• Written request 1
Answer these questions about the forum thread on reading a CSV field:
(a) How many rows and columns does the CSV described in the first paragraph have?
(b) Which value does the asker want to get from the two-line sample file?
(c) In the more robust code, what mode string is passed to open?
• Written request 2
How would you render "How can I get only 'ddddd' for example?" from the CSV thread in Spanish?
• Written request 3
Can you pick up the forum thread on reading one field of a CSV in Python and carry it on from where it stops?

I need a way to get a specific item(field) of a CSV. Say I have a CSV with 100 rows and 2 columns (comma seperated). First column emails, second column passwords. For example I want to get the password of the email in row 38. So I need only the item from 2nd column row 38...
Say I have a csv file:
aaaaa#aaa.com,bbbbb
ccccc#ccc.com,ddddd
How can I get only 'ddddd' for example?
I'm new to the language and tried some stuff with the csv module, but I don't get it...
import csv
mycsv = csv.reader(open(myfilepath))
for row in mycsv:
text = row[1]
Following the comments to the SO question here, a best, more robust code would be:
import csv
with open(myfilepath, 'rb') as f:
mycsv = csv.reader(f)
for row in mycsv:
text = row[1]
............

• Rows from a layout dataset
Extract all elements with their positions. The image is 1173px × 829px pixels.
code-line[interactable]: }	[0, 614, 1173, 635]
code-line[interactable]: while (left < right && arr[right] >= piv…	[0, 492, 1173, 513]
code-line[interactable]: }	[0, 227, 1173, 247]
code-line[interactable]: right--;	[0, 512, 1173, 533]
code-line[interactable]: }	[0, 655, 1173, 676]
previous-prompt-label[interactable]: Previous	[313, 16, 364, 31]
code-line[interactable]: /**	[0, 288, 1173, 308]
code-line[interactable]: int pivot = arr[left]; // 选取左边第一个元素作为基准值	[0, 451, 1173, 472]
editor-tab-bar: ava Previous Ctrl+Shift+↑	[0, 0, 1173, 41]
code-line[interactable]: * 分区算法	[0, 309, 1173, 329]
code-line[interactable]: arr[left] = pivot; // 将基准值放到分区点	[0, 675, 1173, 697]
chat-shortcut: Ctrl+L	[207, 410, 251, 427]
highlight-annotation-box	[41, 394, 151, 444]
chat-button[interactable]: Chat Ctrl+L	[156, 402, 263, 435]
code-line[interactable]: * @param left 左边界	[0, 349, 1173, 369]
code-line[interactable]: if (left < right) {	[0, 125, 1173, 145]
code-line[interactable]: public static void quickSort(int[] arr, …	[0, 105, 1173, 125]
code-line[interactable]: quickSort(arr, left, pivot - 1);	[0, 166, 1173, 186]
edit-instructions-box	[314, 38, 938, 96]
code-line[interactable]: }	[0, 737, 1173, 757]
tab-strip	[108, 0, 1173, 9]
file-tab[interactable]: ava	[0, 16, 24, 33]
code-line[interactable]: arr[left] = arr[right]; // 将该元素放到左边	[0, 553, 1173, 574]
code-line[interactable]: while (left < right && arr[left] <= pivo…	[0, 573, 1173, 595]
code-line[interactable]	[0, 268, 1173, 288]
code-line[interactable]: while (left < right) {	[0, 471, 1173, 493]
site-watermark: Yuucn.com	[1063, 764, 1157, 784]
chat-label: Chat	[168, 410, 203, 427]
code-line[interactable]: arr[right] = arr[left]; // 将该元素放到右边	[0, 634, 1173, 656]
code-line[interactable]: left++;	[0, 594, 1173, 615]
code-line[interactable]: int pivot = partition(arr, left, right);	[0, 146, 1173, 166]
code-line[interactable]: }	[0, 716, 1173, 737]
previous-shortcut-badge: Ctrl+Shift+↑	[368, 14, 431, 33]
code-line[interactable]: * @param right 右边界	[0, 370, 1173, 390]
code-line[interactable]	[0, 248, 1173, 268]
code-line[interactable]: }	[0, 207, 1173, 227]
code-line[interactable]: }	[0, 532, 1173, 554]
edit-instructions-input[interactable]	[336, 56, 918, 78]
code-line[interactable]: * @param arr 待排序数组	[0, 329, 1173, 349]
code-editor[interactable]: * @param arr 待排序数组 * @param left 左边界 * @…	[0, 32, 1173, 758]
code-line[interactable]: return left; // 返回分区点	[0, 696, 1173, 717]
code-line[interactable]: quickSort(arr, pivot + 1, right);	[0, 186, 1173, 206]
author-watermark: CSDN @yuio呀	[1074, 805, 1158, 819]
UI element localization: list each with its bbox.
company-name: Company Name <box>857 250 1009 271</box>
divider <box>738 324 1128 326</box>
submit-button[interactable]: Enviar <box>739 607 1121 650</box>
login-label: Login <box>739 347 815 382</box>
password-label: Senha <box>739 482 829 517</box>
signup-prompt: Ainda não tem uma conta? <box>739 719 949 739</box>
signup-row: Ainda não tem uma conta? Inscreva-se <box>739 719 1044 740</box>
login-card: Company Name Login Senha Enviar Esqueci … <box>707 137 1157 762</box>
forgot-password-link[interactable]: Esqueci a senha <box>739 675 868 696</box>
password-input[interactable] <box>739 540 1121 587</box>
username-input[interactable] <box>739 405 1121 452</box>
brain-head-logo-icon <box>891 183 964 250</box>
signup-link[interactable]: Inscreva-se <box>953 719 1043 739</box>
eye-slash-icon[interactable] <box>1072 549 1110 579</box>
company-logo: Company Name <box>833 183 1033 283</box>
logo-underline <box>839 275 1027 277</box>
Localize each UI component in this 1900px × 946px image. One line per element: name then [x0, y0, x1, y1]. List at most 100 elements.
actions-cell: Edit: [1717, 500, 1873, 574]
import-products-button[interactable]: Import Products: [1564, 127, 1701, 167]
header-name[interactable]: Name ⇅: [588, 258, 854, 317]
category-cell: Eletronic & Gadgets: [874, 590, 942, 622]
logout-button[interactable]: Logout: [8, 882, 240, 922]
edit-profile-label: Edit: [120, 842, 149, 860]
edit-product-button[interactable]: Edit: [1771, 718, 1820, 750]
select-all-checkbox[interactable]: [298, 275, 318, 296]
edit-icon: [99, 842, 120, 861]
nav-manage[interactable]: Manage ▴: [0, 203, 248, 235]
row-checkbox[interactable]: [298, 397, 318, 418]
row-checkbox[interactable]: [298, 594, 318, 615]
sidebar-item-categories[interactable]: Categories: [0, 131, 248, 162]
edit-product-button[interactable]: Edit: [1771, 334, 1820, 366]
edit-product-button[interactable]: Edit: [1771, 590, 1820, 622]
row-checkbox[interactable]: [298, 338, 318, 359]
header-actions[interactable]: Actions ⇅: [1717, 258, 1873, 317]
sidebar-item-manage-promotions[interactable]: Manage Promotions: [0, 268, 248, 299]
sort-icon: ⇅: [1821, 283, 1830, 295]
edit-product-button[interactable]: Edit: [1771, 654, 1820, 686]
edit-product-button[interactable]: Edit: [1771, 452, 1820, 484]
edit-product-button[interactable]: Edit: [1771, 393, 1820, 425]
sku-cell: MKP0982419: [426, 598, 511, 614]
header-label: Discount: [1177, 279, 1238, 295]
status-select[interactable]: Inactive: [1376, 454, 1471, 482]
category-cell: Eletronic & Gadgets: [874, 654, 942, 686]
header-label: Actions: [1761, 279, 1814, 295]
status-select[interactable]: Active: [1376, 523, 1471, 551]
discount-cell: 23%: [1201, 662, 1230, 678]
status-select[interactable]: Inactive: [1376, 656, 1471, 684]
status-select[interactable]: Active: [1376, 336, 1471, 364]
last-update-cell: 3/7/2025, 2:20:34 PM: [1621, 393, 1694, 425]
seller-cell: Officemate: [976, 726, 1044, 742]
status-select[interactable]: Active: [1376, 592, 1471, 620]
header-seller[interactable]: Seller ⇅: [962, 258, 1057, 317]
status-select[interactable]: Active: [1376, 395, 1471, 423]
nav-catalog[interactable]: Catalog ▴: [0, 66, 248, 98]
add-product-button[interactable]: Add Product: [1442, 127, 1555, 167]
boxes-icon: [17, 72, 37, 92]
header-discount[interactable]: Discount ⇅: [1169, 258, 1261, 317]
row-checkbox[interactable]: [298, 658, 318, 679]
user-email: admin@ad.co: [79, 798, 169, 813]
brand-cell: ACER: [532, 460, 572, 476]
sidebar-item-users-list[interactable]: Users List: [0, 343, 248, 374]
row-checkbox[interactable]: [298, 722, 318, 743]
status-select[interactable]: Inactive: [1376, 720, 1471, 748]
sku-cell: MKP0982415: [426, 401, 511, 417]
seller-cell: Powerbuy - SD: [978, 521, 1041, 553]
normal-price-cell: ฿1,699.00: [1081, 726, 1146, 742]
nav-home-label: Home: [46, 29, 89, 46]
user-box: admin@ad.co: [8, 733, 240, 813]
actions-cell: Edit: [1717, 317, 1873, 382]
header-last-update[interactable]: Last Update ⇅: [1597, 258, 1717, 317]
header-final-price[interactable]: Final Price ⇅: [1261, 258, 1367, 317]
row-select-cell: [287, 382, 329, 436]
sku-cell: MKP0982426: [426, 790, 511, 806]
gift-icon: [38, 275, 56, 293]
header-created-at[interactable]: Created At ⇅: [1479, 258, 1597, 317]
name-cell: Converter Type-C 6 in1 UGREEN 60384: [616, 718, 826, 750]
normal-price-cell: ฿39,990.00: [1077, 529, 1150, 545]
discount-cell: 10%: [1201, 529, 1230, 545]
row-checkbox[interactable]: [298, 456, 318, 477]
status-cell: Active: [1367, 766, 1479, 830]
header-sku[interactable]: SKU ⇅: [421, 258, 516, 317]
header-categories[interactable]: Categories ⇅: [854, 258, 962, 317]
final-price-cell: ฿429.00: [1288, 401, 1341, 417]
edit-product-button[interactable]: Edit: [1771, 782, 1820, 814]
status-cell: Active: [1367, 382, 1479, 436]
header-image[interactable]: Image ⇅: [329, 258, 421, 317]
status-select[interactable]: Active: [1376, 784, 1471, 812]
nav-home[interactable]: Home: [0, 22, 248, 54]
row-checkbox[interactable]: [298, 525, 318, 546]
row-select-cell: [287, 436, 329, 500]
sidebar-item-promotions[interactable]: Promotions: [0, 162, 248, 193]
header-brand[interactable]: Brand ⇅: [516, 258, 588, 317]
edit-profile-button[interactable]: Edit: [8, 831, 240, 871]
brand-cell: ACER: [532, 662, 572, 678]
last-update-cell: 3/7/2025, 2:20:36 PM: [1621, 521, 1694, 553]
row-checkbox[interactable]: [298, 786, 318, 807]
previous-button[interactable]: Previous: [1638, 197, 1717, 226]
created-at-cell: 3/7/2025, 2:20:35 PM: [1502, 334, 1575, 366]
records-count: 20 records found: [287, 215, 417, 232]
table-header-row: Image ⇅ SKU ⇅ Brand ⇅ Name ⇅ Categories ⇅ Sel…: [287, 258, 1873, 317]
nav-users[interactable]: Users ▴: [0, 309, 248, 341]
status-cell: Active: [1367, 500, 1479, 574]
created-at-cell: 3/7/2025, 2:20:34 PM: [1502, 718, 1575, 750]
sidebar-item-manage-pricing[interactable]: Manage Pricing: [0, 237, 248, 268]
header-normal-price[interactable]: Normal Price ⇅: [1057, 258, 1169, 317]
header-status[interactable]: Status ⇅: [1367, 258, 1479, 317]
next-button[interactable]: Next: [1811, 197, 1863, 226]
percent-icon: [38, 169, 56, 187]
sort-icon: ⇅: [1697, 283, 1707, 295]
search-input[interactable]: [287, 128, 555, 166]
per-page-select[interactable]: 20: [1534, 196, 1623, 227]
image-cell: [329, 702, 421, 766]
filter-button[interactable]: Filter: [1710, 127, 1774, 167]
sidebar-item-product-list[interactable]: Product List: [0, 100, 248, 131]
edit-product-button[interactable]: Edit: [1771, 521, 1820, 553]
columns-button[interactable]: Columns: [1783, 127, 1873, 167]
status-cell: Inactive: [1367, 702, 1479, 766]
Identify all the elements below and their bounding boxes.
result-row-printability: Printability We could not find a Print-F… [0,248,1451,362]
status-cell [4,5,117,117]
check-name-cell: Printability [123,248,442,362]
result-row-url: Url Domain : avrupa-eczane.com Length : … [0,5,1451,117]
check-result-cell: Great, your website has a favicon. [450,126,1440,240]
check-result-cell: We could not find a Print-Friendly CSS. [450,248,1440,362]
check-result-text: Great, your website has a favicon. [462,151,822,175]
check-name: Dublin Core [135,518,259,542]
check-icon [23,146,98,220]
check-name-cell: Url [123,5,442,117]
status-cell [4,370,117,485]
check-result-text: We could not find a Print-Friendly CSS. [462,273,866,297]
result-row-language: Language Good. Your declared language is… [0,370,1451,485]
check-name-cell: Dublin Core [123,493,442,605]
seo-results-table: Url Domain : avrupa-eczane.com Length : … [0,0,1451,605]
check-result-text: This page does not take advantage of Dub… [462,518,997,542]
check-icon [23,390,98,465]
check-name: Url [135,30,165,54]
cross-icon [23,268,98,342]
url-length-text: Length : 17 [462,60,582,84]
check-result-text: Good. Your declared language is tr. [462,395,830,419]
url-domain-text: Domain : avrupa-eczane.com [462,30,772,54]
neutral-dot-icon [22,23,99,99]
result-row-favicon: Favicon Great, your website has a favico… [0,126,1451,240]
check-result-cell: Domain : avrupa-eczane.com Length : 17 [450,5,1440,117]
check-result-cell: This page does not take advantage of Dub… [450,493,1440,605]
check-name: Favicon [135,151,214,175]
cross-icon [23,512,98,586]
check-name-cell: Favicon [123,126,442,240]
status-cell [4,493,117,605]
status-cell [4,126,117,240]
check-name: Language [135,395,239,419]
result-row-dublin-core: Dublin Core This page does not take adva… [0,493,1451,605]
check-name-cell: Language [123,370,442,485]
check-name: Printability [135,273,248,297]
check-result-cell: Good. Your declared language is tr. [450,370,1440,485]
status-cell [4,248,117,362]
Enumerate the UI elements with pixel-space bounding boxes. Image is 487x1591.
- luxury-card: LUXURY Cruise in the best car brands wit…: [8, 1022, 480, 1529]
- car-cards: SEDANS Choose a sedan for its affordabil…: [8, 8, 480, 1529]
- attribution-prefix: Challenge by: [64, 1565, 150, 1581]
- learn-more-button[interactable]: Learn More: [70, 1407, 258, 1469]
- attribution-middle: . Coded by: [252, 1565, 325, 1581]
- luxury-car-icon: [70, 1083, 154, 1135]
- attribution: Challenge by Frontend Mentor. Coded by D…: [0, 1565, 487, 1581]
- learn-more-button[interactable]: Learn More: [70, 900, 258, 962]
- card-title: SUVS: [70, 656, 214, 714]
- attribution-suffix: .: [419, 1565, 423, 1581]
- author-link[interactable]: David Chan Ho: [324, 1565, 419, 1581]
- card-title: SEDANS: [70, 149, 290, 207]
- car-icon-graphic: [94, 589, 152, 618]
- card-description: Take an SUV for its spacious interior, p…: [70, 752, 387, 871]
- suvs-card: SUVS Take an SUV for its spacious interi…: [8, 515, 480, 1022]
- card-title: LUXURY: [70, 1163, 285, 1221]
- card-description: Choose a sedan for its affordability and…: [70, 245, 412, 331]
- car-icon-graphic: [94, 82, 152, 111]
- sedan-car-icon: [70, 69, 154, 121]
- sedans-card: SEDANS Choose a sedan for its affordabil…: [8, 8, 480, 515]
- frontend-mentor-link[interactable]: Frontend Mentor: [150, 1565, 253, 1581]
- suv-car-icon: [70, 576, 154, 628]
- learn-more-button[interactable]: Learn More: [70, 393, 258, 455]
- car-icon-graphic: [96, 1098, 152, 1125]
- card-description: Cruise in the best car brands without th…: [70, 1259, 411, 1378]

• Exercise result 1
(a) 100 rows and 2 columns.
(b) 'ddddd'
(c) 'rb'

• Exercise result 2
¿Cómo puedo obtener solo 'ddddd', por ejemplo?

• Exercise result 3
Update: If what the OP actually wants is the last string in the last row of the csv file, there are several aproaches that not necesarily needs csv. For example,
fulltxt = open(mifilepath, 'rb').read()
laststring = fulltxt.split(',')[-1]
This is not good for very big files because you load the complete text in memory but could be ok for small files. Note that laststring could include a newline character so strip it before use.
And finally if what the OP wants is the second string in line n (for n=2):
Update 2: This is now the same code than the one in the answer from J.F.Sebastian. (The credit is for him):
import csv
line_number = 2
with open(myfilepath, 'rb') as f:
mycsv = csv.reader(f)
mycsv = list(mycsv)
text = mycsv[line_number][1]
............
#!/usr/bin/env python
"""Print a field specified by row, column numbers from given csv file.
USAGE:
%prog csv_filename row_number column_number
"""
import csv
import sys
filename = sys.argv[1]
row_number, column_number = [int(arg, 10)-1 for arg in sys.argv[2:])]
with open(filename, 'rb') as f:
rows = list(csv.reader(f))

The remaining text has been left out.